Pick out all lines with the word "opération" from the records that follow.

# RAW RECORDS
• • • • •

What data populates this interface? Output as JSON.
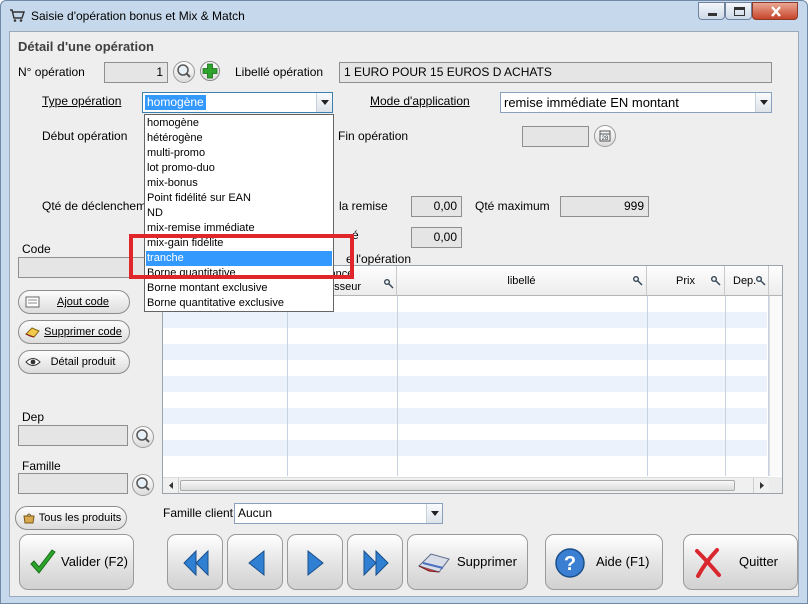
{
  "window": {
    "title": "Saisie d'opération bonus et Mix & Match",
    "controls": [
      "minimize",
      "maximize",
      "close"
    ]
  },
  "section_title": "Détail d'une opération",
  "fields": {
    "num_label": "N° opération",
    "num_value": "1",
    "libelle_label": "Libellé opération",
    "libelle_value": "1 EURO POUR 15 EUROS D ACHATS",
    "type_label": "Type opération",
    "type_value": "homogène",
    "mode_label": "Mode d'application",
    "mode_value": "remise immédiate EN montant",
    "debut_label": "Début opération",
    "fin_label": "Fin opération",
    "qte_decl_label": "Qté de déclenchement",
    "remise_label": "la remise",
    "remise_value": "0,00",
    "qte_max_label": "Qté maximum",
    "qte_max_value": "999",
    "partial_label_2": "é",
    "second_value": "0,00",
    "operation_label": "e l'opération",
    "code_label": "Code",
    "dep_label": "Dep",
    "famille_label": "Famille",
    "famille_client_label": "Famille client",
    "famille_client_value": "Aucun"
  },
  "dropdown": {
    "options": [
      "homogène",
      "hétérogène",
      "multi-promo",
      "lot promo-duo",
      "mix-bonus",
      "Point fidélité sur EAN",
      "ND",
      "mix-remise immédiate",
      "mix-gain fidélite",
      "tranche",
      "Borne quantitative",
      "Borne montant exclusive",
      "Borne quantitative exclusive"
    ],
    "selected": "tranche"
  },
  "side_buttons": {
    "ajout": "Ajout code",
    "supprimer": "Supprimer code",
    "detail": "Détail produit",
    "tous": "Tous les produits"
  },
  "grid": {
    "columns": [
      "",
      "rnisseur",
      "libellé",
      "Prix",
      "Dep."
    ],
    "header_fragment": "ance"
  },
  "bottom_buttons": {
    "valider": "Valider (F2)",
    "supprimer": "Supprimer",
    "aide": "Aide (F1)",
    "quitter": "Quitter"
  },
  "colors": {
    "selection": "#3399ff",
    "highlight_box": "#e0262b",
    "valider_check": "#2aa52a",
    "nav_arrow": "#2f7fd2",
    "quitter_x": "#d9272e"
  }
}
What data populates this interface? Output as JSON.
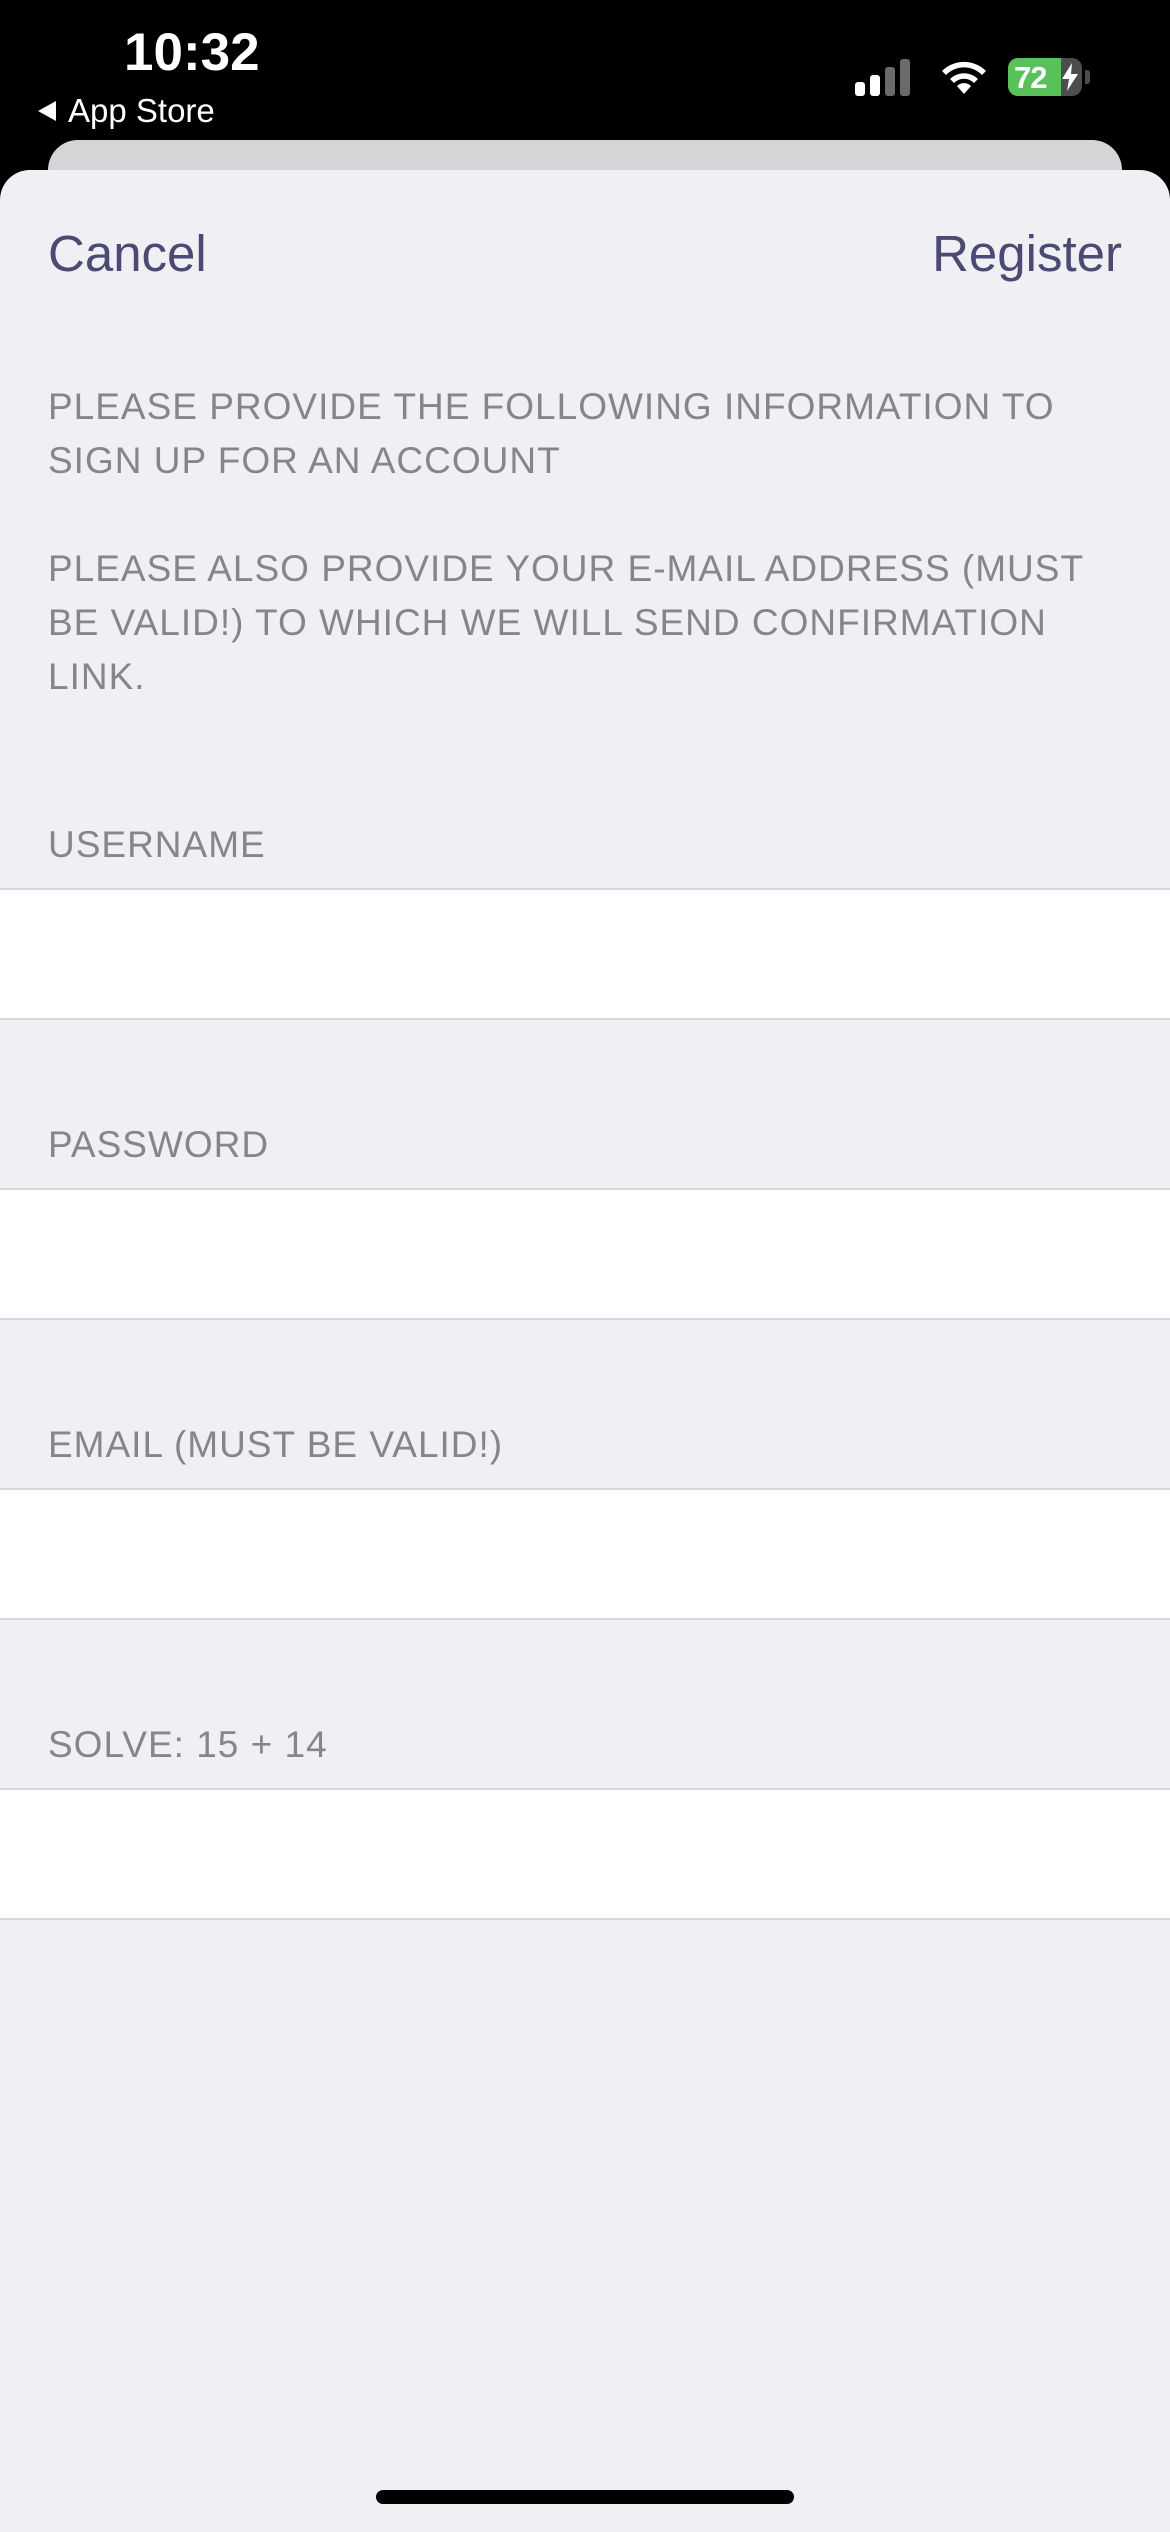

• • • • •

# RESULT FOR THIS TASK
    "title": "Saisie d'opération bonus et Mix & Match",
  "section_title": "Détail d'une opération",
    "num_label": "N° opération",
    "libelle_label": "Libellé opération",
    "type_label": "Type opération",
    "debut_label": "Début opération",
    "fin_label": "Fin opération",
    "operation_label": "e l'opération",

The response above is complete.